TASK OBJECTIVE:
Pick out each line of the records in which the word "Opening" appears.

[Source data]
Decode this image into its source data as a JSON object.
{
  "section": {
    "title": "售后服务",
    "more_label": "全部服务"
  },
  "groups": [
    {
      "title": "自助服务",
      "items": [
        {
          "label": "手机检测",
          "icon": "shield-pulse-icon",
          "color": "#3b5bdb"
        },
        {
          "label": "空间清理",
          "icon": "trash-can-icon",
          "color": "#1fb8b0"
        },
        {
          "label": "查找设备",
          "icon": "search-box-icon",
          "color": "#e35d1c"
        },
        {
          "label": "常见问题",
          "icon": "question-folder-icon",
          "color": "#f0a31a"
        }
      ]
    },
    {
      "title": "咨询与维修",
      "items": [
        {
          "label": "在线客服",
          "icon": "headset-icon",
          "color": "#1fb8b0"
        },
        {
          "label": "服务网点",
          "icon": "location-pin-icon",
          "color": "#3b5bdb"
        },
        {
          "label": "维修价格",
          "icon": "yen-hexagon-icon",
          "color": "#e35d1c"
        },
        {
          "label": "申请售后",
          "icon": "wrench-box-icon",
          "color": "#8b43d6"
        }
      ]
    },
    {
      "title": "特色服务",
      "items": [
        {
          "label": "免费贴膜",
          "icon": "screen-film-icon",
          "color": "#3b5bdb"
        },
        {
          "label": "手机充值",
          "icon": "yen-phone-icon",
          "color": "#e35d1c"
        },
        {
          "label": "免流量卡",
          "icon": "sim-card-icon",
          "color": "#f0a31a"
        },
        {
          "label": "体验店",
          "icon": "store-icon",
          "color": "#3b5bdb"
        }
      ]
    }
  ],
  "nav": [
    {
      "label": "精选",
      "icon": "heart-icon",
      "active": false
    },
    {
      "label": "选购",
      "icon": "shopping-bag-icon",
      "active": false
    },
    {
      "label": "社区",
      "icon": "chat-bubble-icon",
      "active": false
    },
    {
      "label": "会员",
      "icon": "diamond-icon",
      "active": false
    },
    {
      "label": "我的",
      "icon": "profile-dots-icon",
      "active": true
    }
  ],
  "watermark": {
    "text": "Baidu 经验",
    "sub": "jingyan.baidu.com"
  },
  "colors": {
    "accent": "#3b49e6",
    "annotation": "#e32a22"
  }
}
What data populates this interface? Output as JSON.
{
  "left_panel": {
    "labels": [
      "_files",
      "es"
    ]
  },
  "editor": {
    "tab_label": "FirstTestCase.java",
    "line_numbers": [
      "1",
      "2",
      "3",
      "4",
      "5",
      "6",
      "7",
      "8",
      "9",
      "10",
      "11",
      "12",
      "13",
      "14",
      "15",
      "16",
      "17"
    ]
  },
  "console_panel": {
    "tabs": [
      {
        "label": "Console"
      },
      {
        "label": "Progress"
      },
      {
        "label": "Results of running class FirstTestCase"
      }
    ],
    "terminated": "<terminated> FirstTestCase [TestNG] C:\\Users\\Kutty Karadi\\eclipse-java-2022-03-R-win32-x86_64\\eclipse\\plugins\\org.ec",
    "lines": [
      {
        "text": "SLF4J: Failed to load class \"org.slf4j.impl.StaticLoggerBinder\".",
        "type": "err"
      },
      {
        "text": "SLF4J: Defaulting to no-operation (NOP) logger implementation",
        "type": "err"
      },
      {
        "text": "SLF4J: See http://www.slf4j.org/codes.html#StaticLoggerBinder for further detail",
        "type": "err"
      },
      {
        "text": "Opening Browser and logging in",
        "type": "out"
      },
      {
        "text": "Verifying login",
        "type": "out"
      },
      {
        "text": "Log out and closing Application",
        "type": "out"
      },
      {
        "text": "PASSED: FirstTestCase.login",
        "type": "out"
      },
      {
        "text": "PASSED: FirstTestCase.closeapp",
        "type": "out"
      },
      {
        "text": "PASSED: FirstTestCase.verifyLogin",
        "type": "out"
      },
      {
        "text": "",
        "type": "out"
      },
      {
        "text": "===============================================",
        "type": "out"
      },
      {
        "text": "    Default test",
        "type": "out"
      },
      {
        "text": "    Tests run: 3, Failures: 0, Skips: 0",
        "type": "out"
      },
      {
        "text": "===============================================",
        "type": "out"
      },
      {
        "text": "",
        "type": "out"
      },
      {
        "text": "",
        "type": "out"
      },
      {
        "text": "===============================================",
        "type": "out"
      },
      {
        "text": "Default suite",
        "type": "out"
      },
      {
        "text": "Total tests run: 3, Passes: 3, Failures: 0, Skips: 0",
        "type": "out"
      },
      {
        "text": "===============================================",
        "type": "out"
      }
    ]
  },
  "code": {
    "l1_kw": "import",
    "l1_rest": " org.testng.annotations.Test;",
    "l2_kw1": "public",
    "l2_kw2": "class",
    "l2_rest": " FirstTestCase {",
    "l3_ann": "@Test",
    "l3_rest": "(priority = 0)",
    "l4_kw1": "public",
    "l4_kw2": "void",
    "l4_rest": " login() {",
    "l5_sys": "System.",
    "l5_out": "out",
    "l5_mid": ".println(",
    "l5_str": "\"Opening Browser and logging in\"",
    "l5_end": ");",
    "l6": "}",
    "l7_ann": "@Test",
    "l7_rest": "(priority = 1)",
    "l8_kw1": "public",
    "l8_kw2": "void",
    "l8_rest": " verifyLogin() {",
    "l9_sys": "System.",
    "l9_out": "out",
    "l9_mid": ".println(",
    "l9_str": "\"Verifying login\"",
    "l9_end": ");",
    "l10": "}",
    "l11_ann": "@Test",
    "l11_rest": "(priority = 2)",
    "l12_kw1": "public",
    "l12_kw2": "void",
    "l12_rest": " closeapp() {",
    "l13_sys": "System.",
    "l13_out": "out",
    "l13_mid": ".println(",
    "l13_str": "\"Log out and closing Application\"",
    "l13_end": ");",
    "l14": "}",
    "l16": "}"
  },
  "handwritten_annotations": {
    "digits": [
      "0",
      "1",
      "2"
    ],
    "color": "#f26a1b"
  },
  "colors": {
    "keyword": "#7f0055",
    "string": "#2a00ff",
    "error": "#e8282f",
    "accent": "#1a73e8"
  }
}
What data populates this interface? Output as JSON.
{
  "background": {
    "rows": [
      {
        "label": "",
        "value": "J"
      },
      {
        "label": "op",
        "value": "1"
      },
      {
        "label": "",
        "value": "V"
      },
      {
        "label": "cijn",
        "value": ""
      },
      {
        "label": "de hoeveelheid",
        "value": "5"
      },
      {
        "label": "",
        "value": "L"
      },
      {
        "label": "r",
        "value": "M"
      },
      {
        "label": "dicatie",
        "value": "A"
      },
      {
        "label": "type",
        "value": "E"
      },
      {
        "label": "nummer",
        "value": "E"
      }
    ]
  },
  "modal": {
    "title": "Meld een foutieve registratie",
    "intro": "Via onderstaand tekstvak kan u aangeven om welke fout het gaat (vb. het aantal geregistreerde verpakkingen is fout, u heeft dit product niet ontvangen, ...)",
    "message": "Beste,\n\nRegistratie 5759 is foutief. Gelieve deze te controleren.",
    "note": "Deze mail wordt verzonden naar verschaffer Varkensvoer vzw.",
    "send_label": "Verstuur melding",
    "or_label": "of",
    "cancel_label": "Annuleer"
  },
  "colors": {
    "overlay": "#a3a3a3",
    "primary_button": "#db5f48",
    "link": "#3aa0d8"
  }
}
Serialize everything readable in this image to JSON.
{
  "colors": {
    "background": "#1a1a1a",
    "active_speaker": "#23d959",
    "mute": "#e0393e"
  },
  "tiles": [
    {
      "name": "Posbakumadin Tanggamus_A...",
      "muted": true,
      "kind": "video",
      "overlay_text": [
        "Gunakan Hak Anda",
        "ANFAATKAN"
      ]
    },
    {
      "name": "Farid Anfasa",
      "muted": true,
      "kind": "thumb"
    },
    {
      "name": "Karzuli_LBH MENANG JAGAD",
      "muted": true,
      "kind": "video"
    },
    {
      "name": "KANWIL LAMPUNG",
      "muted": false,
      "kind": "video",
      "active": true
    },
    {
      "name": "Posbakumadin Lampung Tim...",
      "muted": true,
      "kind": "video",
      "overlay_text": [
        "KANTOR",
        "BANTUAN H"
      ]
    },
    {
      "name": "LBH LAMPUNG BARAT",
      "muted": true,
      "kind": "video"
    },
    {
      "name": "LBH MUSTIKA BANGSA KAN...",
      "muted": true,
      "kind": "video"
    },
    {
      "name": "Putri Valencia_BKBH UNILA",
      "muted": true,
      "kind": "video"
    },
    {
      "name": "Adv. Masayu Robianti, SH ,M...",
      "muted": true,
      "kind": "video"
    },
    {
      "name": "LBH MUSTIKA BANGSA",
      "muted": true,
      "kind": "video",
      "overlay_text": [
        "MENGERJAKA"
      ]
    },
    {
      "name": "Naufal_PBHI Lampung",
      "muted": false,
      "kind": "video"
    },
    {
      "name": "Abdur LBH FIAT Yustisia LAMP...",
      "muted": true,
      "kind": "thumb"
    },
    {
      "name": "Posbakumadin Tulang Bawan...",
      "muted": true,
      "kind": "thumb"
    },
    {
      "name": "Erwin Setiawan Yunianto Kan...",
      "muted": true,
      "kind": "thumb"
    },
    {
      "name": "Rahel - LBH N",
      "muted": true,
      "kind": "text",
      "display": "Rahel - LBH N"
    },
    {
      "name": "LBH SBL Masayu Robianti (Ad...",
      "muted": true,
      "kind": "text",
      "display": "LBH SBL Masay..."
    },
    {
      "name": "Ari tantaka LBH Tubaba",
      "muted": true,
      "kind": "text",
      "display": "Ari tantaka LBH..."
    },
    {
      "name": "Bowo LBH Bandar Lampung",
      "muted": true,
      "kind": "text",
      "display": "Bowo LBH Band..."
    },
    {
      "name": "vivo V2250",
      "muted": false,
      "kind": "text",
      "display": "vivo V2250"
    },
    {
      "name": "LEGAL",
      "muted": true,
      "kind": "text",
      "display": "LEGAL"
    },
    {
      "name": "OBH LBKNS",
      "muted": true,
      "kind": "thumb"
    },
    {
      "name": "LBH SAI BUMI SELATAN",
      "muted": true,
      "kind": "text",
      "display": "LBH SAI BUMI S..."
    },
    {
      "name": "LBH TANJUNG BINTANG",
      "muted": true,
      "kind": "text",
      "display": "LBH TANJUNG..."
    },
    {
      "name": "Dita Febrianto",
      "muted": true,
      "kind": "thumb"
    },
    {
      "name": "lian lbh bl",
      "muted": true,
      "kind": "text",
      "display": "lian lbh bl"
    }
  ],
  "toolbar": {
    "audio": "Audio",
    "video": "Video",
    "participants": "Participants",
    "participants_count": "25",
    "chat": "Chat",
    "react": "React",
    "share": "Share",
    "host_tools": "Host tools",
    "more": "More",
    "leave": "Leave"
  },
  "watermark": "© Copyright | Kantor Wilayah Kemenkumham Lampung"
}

TASK RESPONSE:
        "text": "Opening Browser and logging in",
    "l5_str": "\"Opening Browser and logging in\"",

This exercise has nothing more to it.